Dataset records
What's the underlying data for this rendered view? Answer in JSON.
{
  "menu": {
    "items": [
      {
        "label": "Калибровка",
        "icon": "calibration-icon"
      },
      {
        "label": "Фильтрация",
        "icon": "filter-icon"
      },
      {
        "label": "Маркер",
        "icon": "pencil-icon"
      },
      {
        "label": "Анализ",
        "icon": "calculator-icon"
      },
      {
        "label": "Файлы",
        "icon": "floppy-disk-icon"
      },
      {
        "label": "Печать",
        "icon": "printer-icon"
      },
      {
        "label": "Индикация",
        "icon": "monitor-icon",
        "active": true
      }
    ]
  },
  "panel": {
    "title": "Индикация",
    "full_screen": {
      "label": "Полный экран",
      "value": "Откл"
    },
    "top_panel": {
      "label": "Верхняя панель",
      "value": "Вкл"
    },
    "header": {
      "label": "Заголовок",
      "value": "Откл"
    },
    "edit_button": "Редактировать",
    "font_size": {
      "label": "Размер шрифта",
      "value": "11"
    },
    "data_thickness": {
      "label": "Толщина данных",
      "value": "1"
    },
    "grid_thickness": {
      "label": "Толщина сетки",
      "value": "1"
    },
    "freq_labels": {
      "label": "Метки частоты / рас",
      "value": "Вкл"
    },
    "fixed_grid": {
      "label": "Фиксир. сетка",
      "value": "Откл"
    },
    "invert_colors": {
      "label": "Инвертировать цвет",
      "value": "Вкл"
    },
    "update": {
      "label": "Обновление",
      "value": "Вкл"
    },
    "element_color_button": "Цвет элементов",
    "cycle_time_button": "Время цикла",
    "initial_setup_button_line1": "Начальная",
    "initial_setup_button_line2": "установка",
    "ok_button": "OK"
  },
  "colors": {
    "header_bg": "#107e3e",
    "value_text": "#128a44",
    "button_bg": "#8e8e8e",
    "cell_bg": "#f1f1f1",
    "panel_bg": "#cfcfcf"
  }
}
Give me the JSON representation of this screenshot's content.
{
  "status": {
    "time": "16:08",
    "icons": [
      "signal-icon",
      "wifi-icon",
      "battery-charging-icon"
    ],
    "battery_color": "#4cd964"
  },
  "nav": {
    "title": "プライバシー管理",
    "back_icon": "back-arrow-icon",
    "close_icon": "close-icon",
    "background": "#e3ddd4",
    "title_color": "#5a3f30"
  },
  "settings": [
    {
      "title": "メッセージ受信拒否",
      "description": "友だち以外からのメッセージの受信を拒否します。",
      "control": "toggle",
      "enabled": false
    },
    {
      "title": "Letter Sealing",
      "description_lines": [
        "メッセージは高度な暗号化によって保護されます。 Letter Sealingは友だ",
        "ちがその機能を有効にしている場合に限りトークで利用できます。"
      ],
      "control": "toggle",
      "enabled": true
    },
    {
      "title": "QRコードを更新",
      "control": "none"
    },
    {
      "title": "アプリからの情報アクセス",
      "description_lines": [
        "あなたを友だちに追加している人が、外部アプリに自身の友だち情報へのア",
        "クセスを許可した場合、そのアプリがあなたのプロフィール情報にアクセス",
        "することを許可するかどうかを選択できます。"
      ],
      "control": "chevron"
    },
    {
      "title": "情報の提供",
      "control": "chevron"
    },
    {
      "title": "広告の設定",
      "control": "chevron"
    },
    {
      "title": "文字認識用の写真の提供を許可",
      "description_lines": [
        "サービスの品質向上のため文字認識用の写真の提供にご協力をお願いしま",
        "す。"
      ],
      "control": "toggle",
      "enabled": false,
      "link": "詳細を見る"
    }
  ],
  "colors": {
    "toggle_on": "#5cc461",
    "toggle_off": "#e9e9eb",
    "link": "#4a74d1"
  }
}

## Prompt
Each record above should be returned exactly as it appears.

## Result for this exercise
What's the underlying data for this rendered view? Answer in JSON.
{
  "menu": {
    "items": [
      {
        "label": "Калибровка",
        "icon": "calibration-icon"
      },
      {
        "label": "Фильтрация",
        "icon": "filter-icon"
      },
      {
        "label": "Маркер",
        "icon": "pencil-icon"
      },
      {
        "label": "Анализ",
        "icon": "calculator-icon"
      },
      {
        "label": "Файлы",
        "icon": "floppy-disk-icon"
      },
      {
        "label": "Печать",
        "icon": "printer-icon"
      },
      {
        "label": "Индикация",
        "icon": "monitor-icon",
        "active": true
      }
    ]
  },
  "panel": {
    "title": "Индикация",
    "full_screen": {
      "label": "Полный экран",
      "value": "Откл"
    },
    "top_panel": {
      "label": "Верхняя панель",
      "value": "Вкл"
    },
    "header": {
      "label": "Заголовок",
      "value": "Откл"
    },
    "edit_button": "Редактировать",
    "font_size": {
      "label": "Размер шрифта",
      "value": "11"
    },
    "data_thickness": {
      "label": "Толщина данных",
      "value": "1"
    },
    "grid_thickness": {
      "label": "Толщина сетки",
      "value": "1"
    },
    "freq_labels": {
      "label": "Метки частоты / рас",
      "value": "Вкл"
    },
    "fixed_grid": {
      "label": "Фиксир. сетка",
      "value": "Откл"
    },
    "invert_colors": {
      "label": "Инвертировать цвет",
      "value": "Вкл"
    },
    "update": {
      "label": "Обновление",
      "value": "Вкл"
    },
    "element_color_button": "Цвет элементов",
    "cycle_time_button": "Время цикла",
    "initial_setup_button_line1": "Начальная",
    "initial_setup_button_line2": "установка",
    "ok_button": "OK"
  },
  "colors": {
    "header_bg": "#107e3e",
    "value_text": "#128a44",
    "button_bg": "#8e8e8e",
    "cell_bg": "#f1f1f1",
    "panel_bg": "#cfcfcf"
  }
}
Give me the JSON representation of this screenshot's content.
{
  "status": {
    "time": "16:08",
    "icons": [
      "signal-icon",
      "wifi-icon",
      "battery-charging-icon"
    ],
    "battery_color": "#4cd964"
  },
  "nav": {
    "title": "プライバシー管理",
    "back_icon": "back-arrow-icon",
    "close_icon": "close-icon",
    "background": "#e3ddd4",
    "title_color": "#5a3f30"
  },
  "settings": [
    {
      "title": "メッセージ受信拒否",
      "description": "友だち以外からのメッセージの受信を拒否します。",
      "control": "toggle",
      "enabled": false
    },
    {
      "title": "Letter Sealing",
      "description_lines": [
        "メッセージは高度な暗号化によって保護されます。 Letter Sealingは友だ",
        "ちがその機能を有効にしている場合に限りトークで利用できます。"
      ],
      "control": "toggle",
      "enabled": true
    },
    {
      "title": "QRコードを更新",
      "control": "none"
    },
    {
      "title": "アプリからの情報アクセス",
      "description_lines": [
        "あなたを友だちに追加している人が、外部アプリに自身の友だち情報へのア",
        "クセスを許可した場合、そのアプリがあなたのプロフィール情報にアクセス",
        "することを許可するかどうかを選択できます。"
      ],
      "control": "chevron"
    },
    {
      "title": "情報の提供",
      "control": "chevron"
    },
    {
      "title": "広告の設定",
      "control": "chevron"
    },
    {
      "title": "文字認識用の写真の提供を許可",
      "description_lines": [
        "サービスの品質向上のため文字認識用の写真の提供にご協力をお願いしま",
        "す。"
      ],
      "control": "toggle",
      "enabled": false,
      "link": "詳細を見る"
    }
  ],
  "colors": {
    "toggle_on": "#5cc461",
    "toggle_off": "#e9e9eb",
    "link": "#4a74d1"
  }
}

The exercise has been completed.